• _SHORT TASK_:
Reproduce the listing below word for word, with no pictures.

• _AVAILABLE DATA_:
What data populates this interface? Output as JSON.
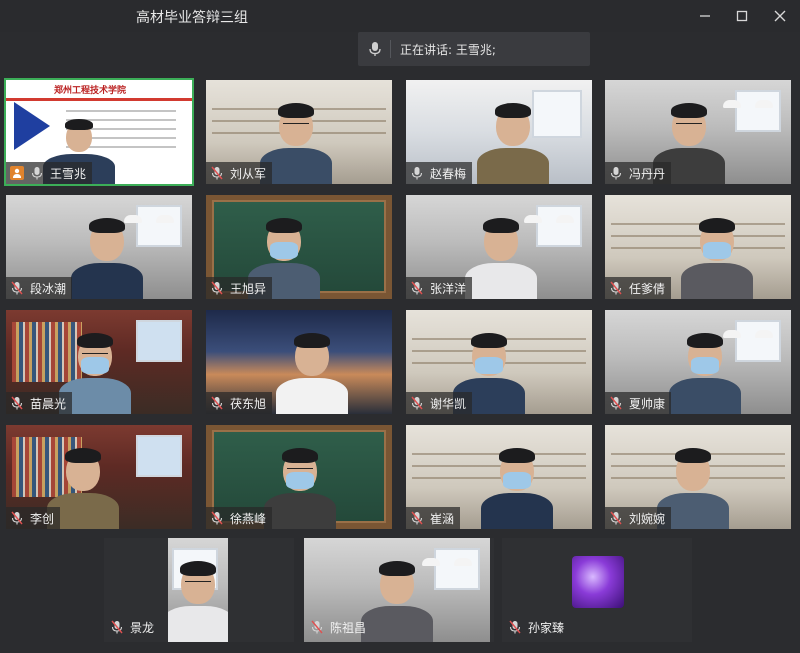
{
  "window": {
    "title": "高材毕业答辩三组",
    "speaking_label": "正在讲话: 王雪兆;"
  },
  "participants": [
    {
      "name": "王雪兆",
      "role": "host",
      "mic": "host",
      "bg": "slide",
      "active": true
    },
    {
      "name": "刘从军",
      "role": "participant",
      "mic": "muted",
      "bg": "shelf"
    },
    {
      "name": "赵春梅",
      "role": "participant",
      "mic": "on",
      "bg": "room"
    },
    {
      "name": "冯丹丹",
      "role": "participant",
      "mic": "on",
      "bg": "office"
    },
    {
      "name": "段冰潮",
      "role": "participant",
      "mic": "muted",
      "bg": "office"
    },
    {
      "name": "王旭异",
      "role": "participant",
      "mic": "muted",
      "bg": "chalk"
    },
    {
      "name": "张洋洋",
      "role": "participant",
      "mic": "muted",
      "bg": "office"
    },
    {
      "name": "任爹倩",
      "role": "participant",
      "mic": "muted",
      "bg": "shelf"
    },
    {
      "name": "苗晨光",
      "role": "participant",
      "mic": "muted",
      "bg": "brick"
    },
    {
      "name": "茯东旭",
      "role": "participant",
      "mic": "muted",
      "bg": "city"
    },
    {
      "name": "谢华凯",
      "role": "participant",
      "mic": "muted",
      "bg": "shelf"
    },
    {
      "name": "夏帅康",
      "role": "participant",
      "mic": "muted",
      "bg": "office"
    },
    {
      "name": "李创",
      "role": "participant",
      "mic": "muted",
      "bg": "brick"
    },
    {
      "name": "徐燕峰",
      "role": "participant",
      "mic": "muted",
      "bg": "chalk"
    },
    {
      "name": "崔涵",
      "role": "participant",
      "mic": "muted",
      "bg": "shelf"
    },
    {
      "name": "刘婉婉",
      "role": "participant",
      "mic": "muted",
      "bg": "shelf"
    },
    {
      "name": "景龙",
      "role": "participant",
      "mic": "muted",
      "bg": "office"
    },
    {
      "name": "陈祖昌",
      "role": "participant",
      "mic": "muted",
      "bg": "office"
    },
    {
      "name": "孙家臻",
      "role": "participant",
      "mic": "muted",
      "bg": "avatar"
    }
  ],
  "slide": {
    "school_name": "郑州工程技术学院"
  },
  "colors": {
    "active_border": "#3cae58",
    "host_badge": "#e0832d",
    "muted_icon": "#e05050"
  },
  "icons": {
    "minimize": "minimize-icon",
    "maximize": "maximize-icon",
    "close": "close-icon",
    "mic": "microphone-icon",
    "mic_muted": "microphone-muted-icon",
    "host": "host-user-icon"
  }
}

• _PROBLEM SOLUTION_:
What data populates this interface? Output as JSON.
{
  "window": {
    "title": "高材毕业答辩三组",
    "speaking_label": "正在讲话: 王雪兆;"
  },
  "participants": [
    {
      "name": "王雪兆",
      "role": "host",
      "mic": "host",
      "bg": "slide",
      "active": true
    },
    {
      "name": "刘从军",
      "role": "participant",
      "mic": "muted",
      "bg": "shelf"
    },
    {
      "name": "赵春梅",
      "role": "participant",
      "mic": "on",
      "bg": "room"
    },
    {
      "name": "冯丹丹",
      "role": "participant",
      "mic": "on",
      "bg": "office"
    },
    {
      "name": "段冰潮",
      "role": "participant",
      "mic": "muted",
      "bg": "office"
    },
    {
      "name": "王旭异",
      "role": "participant",
      "mic": "muted",
      "bg": "chalk"
    },
    {
      "name": "张洋洋",
      "role": "participant",
      "mic": "muted",
      "bg": "office"
    },
    {
      "name": "任爹倩",
      "role": "participant",
      "mic": "muted",
      "bg": "shelf"
    },
    {
      "name": "苗晨光",
      "role": "participant",
      "mic": "muted",
      "bg": "brick"
    },
    {
      "name": "茯东旭",
      "role": "participant",
      "mic": "muted",
      "bg": "city"
    },
    {
      "name": "谢华凯",
      "role": "participant",
      "mic": "muted",
      "bg": "shelf"
    },
    {
      "name": "夏帅康",
      "role": "participant",
      "mic": "muted",
      "bg": "office"
    },
    {
      "name": "李创",
      "role": "participant",
      "mic": "muted",
      "bg": "brick"
    },
    {
      "name": "徐燕峰",
      "role": "participant",
      "mic": "muted",
      "bg": "chalk"
    },
    {
      "name": "崔涵",
      "role": "participant",
      "mic": "muted",
      "bg": "shelf"
    },
    {
      "name": "刘婉婉",
      "role": "participant",
      "mic": "muted",
      "bg": "shelf"
    },
    {
      "name": "景龙",
      "role": "participant",
      "mic": "muted",
      "bg": "office"
    },
    {
      "name": "陈祖昌",
      "role": "participant",
      "mic": "muted",
      "bg": "office"
    },
    {
      "name": "孙家臻",
      "role": "participant",
      "mic": "muted",
      "bg": "avatar"
    }
  ],
  "slide": {
    "school_name": "郑州工程技术学院"
  },
  "colors": {
    "active_border": "#3cae58",
    "host_badge": "#e0832d",
    "muted_icon": "#e05050"
  },
  "icons": {
    "minimize": "minimize-icon",
    "maximize": "maximize-icon",
    "close": "close-icon",
    "mic": "microphone-icon",
    "mic_muted": "microphone-muted-icon",
    "host": "host-user-icon"
  }
}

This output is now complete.